━━━━━ SUPPLIED MATERIAL ━━━━━

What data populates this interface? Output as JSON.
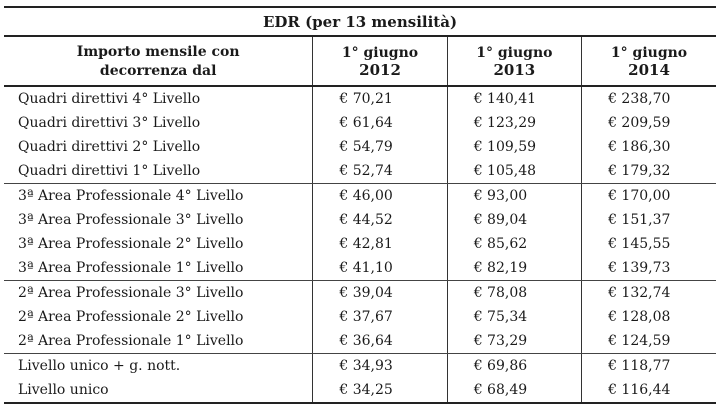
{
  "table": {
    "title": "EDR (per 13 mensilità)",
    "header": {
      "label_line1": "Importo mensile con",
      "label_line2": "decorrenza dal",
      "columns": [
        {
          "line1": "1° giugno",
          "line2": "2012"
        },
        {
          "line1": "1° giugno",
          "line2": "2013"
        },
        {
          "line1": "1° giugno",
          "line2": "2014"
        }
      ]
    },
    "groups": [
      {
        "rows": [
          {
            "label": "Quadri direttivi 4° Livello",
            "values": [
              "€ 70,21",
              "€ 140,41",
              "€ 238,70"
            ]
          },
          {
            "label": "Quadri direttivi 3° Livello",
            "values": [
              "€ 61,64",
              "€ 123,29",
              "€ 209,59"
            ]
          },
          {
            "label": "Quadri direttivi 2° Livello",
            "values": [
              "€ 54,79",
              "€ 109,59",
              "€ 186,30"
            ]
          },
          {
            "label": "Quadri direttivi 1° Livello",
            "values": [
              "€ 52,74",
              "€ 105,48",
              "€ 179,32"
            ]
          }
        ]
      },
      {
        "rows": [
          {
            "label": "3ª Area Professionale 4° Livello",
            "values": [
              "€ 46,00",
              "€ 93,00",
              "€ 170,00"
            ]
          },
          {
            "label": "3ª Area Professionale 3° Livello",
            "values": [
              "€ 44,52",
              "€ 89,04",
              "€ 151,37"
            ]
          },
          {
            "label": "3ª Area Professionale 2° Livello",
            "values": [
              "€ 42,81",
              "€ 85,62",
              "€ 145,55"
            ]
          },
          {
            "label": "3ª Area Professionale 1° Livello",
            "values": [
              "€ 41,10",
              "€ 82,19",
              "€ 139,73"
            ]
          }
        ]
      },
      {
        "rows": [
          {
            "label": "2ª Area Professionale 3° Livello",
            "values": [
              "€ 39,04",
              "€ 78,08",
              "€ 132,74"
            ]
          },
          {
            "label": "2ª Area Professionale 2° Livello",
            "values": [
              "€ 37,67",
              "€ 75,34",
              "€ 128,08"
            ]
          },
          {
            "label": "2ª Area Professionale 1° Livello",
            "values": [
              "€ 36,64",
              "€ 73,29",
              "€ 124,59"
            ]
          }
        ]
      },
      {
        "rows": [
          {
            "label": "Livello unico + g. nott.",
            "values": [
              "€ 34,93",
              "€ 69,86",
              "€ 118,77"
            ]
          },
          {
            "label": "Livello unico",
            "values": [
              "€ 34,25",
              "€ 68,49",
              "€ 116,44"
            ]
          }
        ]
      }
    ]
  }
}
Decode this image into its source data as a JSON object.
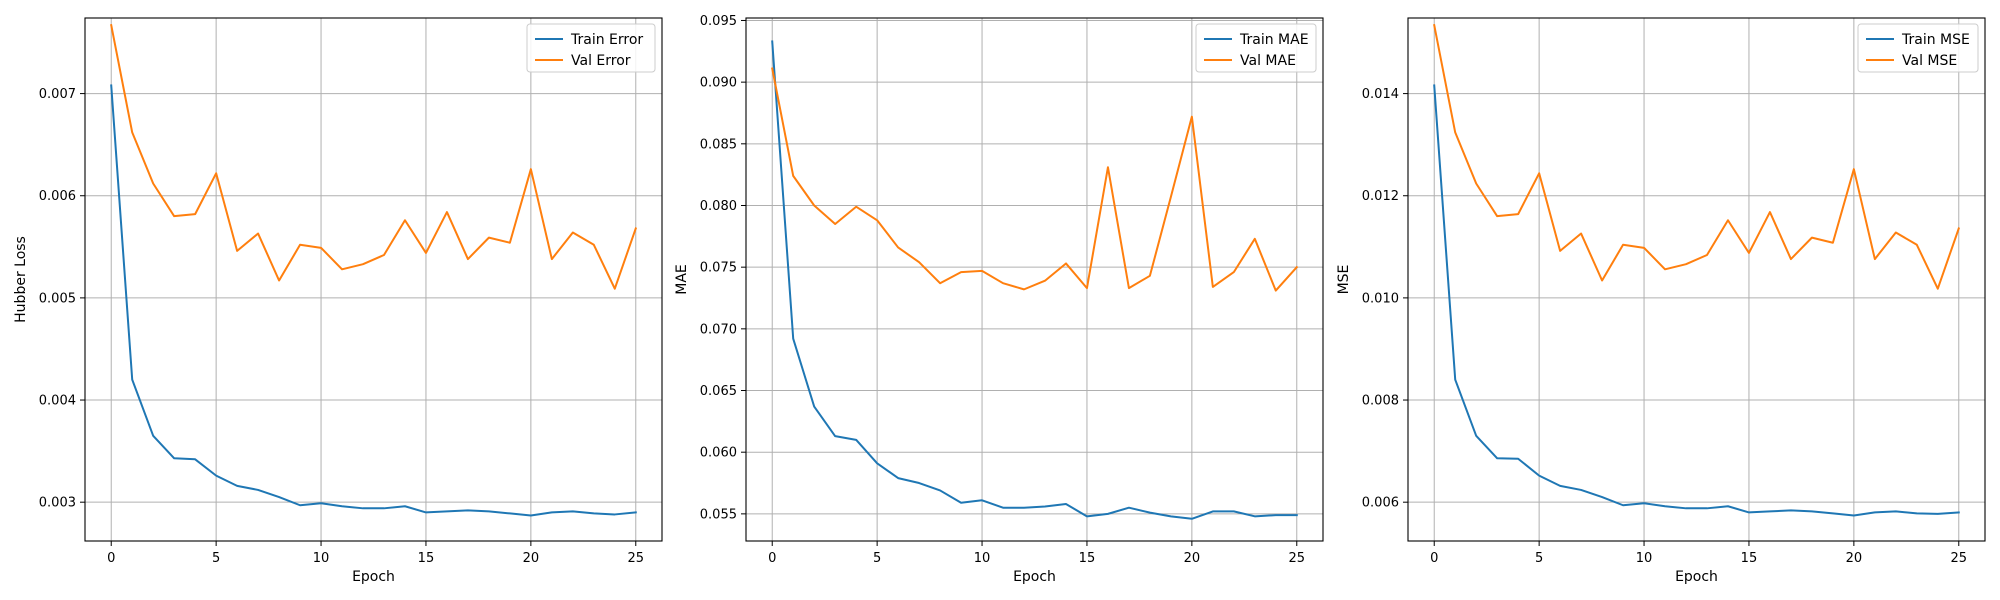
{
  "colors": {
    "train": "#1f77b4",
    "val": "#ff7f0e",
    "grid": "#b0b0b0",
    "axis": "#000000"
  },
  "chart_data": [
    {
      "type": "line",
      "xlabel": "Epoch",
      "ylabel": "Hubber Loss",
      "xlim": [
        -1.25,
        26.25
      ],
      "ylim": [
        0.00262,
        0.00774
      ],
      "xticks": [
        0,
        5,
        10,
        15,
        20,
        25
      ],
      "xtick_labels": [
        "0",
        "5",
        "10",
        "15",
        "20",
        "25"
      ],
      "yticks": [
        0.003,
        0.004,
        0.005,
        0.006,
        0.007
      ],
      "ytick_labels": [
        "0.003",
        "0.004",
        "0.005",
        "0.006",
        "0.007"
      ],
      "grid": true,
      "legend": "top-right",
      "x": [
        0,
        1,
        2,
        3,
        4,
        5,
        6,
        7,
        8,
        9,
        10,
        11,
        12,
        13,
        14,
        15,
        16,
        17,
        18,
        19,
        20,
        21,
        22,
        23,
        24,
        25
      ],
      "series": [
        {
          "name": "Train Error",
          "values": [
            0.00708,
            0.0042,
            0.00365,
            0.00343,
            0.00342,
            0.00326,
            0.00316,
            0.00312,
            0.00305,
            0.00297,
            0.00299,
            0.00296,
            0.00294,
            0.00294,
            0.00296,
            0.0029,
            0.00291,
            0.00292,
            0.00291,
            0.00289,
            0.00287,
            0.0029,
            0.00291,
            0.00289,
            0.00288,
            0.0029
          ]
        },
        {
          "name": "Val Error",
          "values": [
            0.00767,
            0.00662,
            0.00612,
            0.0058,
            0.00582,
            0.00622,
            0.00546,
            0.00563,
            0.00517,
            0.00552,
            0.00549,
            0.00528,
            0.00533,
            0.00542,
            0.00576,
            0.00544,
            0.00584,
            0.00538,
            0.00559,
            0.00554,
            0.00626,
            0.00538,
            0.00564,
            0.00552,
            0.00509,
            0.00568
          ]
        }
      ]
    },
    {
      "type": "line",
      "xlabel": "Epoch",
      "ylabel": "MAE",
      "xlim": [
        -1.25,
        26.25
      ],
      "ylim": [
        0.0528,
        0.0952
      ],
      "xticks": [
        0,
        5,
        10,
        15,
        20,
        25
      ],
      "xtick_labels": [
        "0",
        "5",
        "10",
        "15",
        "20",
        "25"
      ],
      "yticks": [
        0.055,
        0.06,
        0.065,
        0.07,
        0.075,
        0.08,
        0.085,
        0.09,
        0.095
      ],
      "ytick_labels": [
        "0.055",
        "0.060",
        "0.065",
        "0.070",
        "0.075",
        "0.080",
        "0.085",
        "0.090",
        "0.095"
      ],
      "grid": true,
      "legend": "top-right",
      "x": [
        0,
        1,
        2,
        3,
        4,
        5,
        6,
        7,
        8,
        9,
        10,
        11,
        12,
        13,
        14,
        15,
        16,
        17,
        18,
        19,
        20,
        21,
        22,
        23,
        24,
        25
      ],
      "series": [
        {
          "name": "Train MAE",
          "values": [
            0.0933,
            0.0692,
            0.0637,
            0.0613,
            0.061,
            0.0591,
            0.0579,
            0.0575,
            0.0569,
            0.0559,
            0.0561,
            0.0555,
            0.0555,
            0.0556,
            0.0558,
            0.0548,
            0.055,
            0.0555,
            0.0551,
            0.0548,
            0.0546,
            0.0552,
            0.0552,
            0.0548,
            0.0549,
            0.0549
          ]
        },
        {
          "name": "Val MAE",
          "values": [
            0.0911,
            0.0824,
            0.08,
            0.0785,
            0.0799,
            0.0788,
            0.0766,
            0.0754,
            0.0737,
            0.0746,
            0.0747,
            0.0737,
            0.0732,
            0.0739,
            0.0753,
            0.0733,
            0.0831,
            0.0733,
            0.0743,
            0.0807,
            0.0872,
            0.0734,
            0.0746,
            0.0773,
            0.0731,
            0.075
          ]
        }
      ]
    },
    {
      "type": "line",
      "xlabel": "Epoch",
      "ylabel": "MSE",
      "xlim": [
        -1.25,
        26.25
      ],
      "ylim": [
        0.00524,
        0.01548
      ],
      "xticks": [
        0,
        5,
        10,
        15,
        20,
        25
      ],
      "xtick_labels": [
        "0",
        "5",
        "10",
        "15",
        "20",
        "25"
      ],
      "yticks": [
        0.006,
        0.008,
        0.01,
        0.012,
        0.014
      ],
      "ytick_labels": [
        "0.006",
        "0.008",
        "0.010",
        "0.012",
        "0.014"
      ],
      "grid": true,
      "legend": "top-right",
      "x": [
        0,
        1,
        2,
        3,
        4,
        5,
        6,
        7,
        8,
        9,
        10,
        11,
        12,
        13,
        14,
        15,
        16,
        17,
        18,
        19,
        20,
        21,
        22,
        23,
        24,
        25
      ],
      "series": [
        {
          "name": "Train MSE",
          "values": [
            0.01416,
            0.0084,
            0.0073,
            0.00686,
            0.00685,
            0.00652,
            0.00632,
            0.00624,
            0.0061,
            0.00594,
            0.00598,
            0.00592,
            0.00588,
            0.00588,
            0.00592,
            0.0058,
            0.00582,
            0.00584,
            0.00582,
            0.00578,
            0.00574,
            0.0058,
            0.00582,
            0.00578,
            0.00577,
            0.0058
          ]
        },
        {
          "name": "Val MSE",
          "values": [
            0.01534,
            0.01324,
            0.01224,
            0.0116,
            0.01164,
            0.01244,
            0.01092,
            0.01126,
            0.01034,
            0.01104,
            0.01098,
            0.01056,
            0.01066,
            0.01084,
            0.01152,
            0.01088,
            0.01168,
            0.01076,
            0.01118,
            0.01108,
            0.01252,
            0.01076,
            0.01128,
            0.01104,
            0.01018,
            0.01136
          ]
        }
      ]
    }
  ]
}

━━━━━
━━━━━ SUPPLIED MATERIAL ━━━━━

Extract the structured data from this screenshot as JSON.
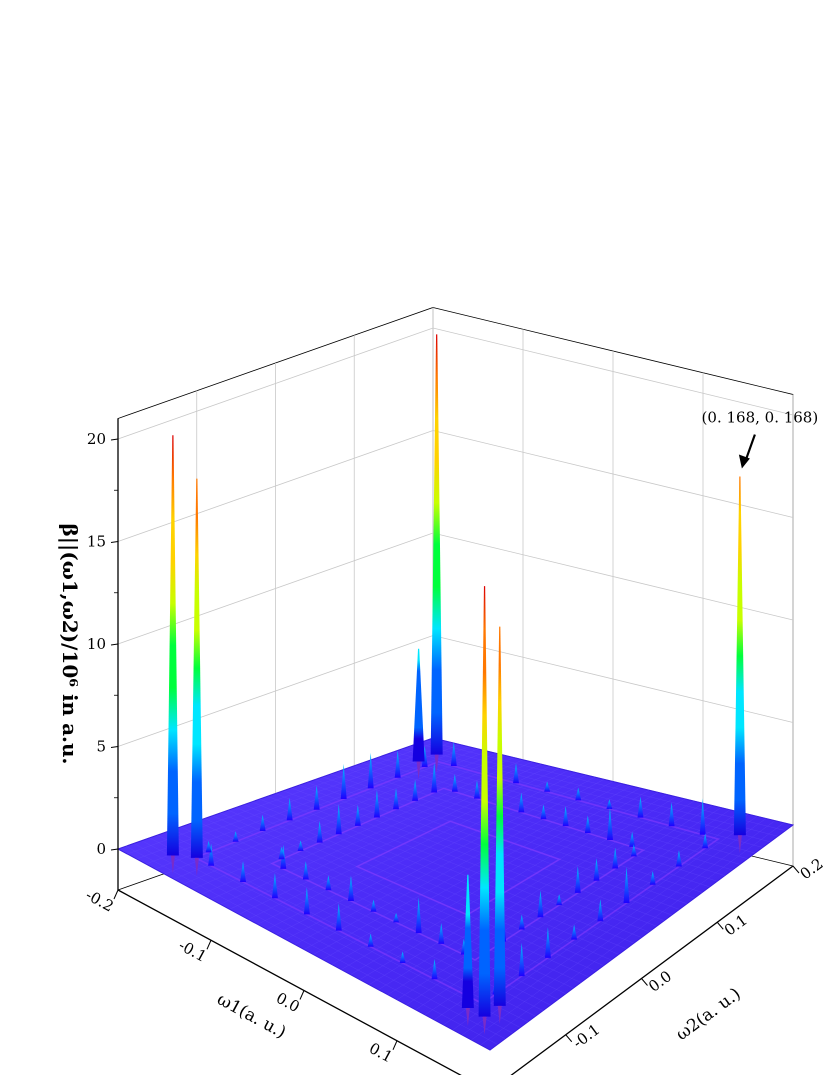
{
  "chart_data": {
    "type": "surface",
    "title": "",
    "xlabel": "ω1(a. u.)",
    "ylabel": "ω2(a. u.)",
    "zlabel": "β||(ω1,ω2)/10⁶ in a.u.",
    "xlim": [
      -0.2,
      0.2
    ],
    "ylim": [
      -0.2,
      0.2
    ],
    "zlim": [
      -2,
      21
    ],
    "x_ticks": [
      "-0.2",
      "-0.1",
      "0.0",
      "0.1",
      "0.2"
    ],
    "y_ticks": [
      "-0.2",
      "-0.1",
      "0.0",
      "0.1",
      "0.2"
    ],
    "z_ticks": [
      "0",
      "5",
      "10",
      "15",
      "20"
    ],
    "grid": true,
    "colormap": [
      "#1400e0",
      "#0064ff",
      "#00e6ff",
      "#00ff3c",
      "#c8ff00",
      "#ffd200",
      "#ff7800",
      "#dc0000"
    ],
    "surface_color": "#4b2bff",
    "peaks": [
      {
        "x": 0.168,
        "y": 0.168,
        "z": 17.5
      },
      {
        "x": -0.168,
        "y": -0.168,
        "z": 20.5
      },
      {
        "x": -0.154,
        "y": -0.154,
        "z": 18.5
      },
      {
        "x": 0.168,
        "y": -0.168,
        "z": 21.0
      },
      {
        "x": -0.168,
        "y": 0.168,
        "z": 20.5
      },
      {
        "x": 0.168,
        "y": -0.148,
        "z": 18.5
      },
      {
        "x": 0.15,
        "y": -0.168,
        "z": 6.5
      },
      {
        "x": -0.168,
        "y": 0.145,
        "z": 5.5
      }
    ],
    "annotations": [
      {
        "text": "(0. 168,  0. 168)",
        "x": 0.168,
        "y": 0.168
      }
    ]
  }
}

━━━━━

### WHAT IS BEING ASKED:
Check each line in the records for the word "this" and say how many have it, with nothing else.

### WRITTEN RESPONSE:
3